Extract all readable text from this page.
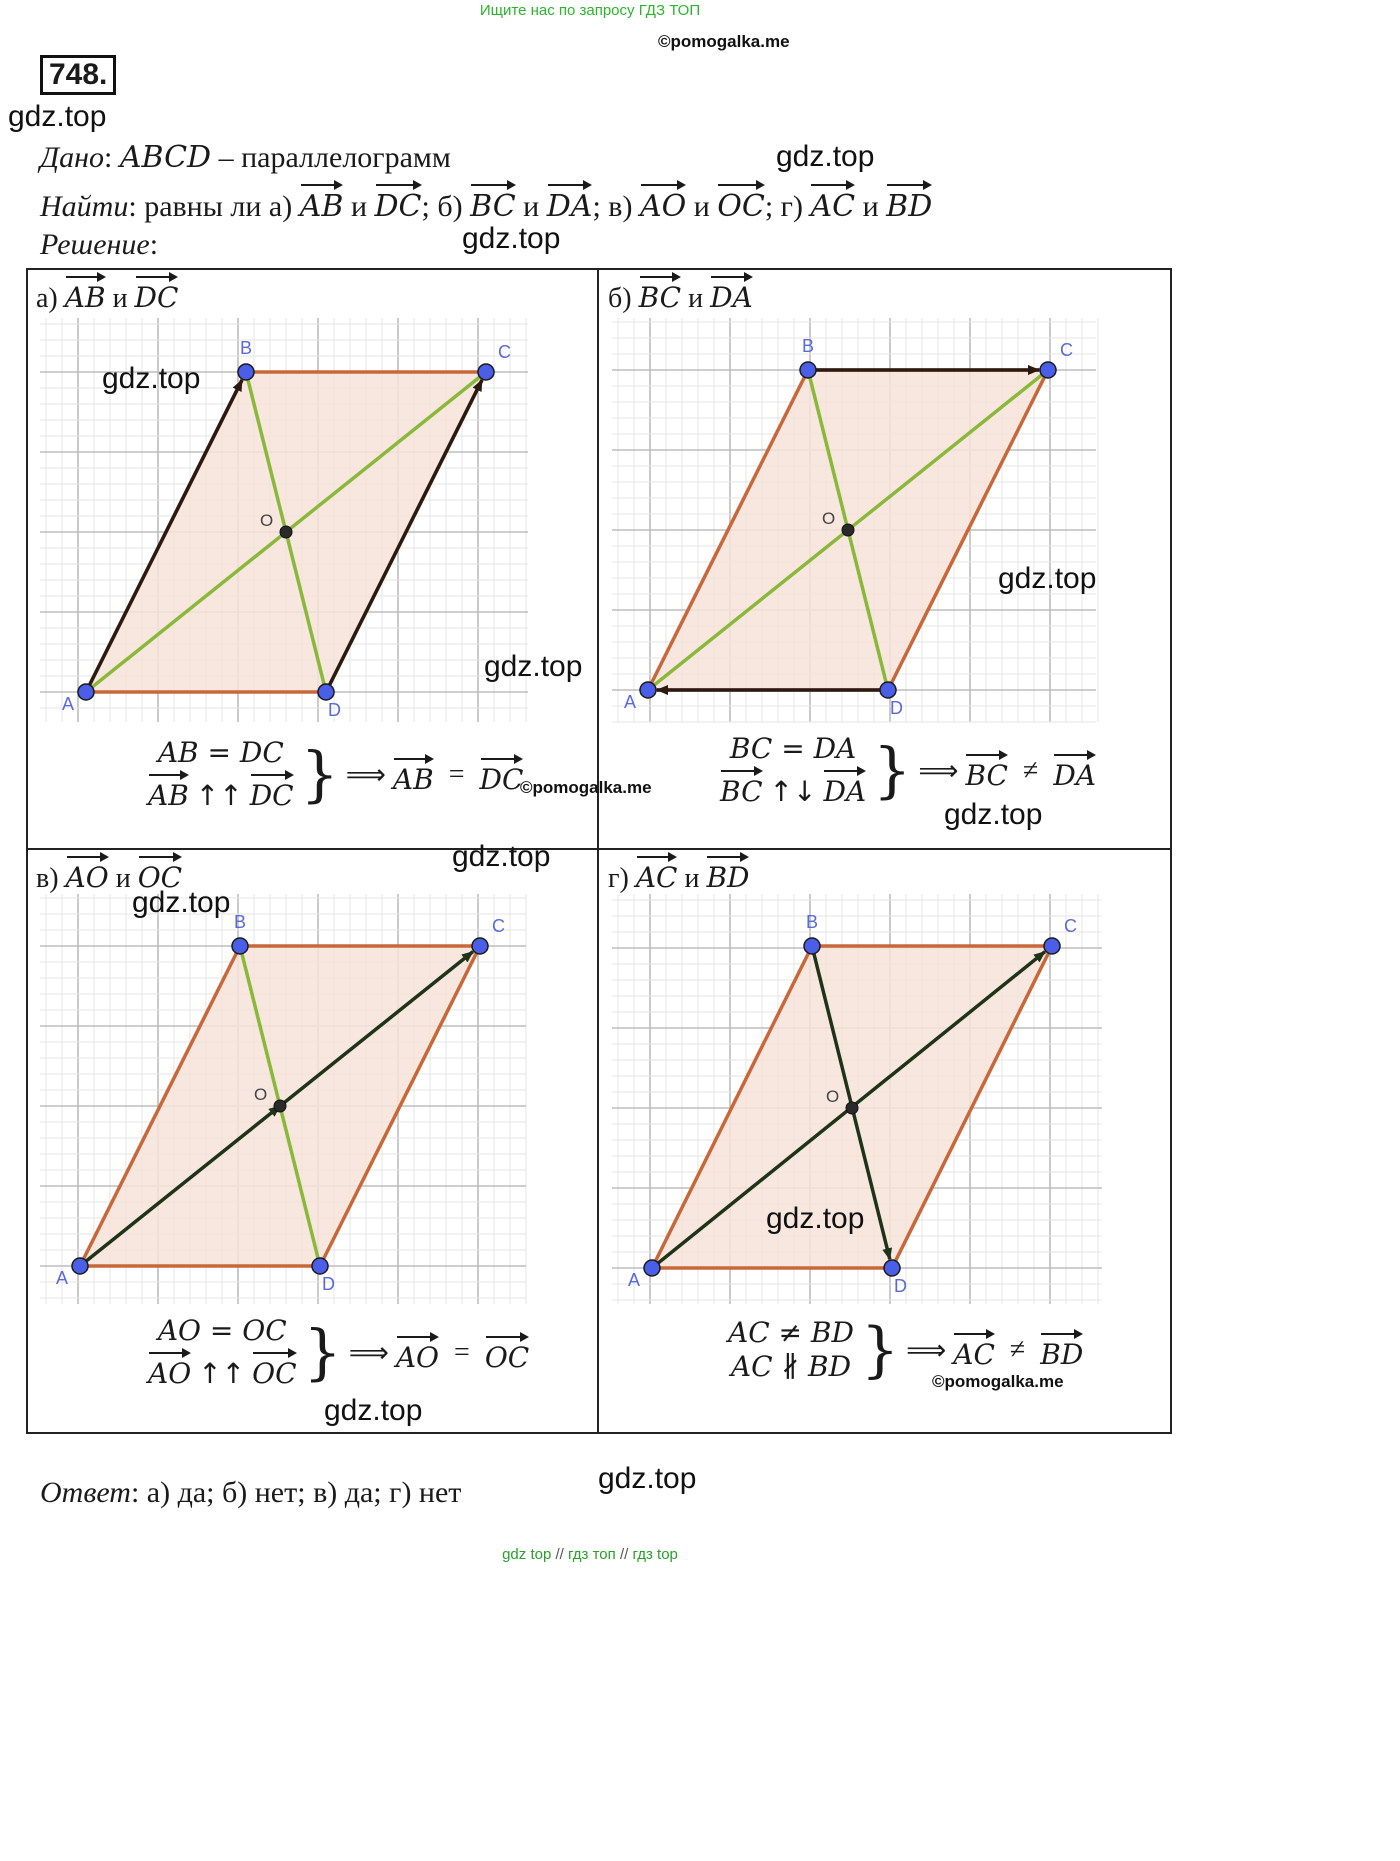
Ищите нас по запросу ГДЗ ТОП
©pomogalka.me
748.
gdz.top
gdz.top
gdz.top
Дано: ABCD – параллелограмм
Найти: равны ли а) AB и DC; б) BC и DA; в) AO и OC; г) AC и BD
Решение:
а) AB и DC	б) BC и DA
в) AO и OC	г) AC и BD
A
B	C
D
O
A
B	C
D
O
A
B	C
D
O
A
B	C
D
O
AB = DC
AB ↑↑ DC } ⟹ AB = DC
BC = DA
BC ↑↓ DA } ⟹ BC ≠ DA
AO = OC
AO ↑↑ OC } ⟹ AO = OC
AC ≠ BD
AC ∦ BD } ⟹ AC ≠ BD
gdz.top
gdz.top
gdz.top
gdz.top
gdz.top
gdz.top
gdz.top
gdz.top
gdz.top
©pomogalka.me
©pomogalka.me
Ответ: а) да; б) нет; в) да; г) нет
gdz top // гдз топ // гдз top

------------------------

Transcribe the records above exactly, leaving out every picture.

* Full output
Extract all readable text from this page.
Ищите нас по запросу ГДЗ ТОП
©pomogalka.me
748.
gdz.top
gdz.top
gdz.top
Дано: ABCD – параллелограмм
Найти: равны ли а) AB и DC; б) BC и DA; в) AO и OC; г) AC и BD
Решение:
а) AB и DC	б) BC и DA
в) AO и OC	г) AC и BD
A
B	C
D
O
A
B	C
D
O
A
B	C
D
O
A
B	C
D
O
AB = DC
AB ↑↑ DC } ⟹ AB = DC
BC = DA
BC ↑↓ DA } ⟹ BC ≠ DA
AO = OC
AO ↑↑ OC } ⟹ AO = OC
AC ≠ BD
AC ∦ BD } ⟹ AC ≠ BD
gdz.top
gdz.top
gdz.top
gdz.top
gdz.top
gdz.top
gdz.top
gdz.top
gdz.top
©pomogalka.me
©pomogalka.me
Ответ: а) да; б) нет; в) да; г) нет
gdz top // гдз топ // гдз top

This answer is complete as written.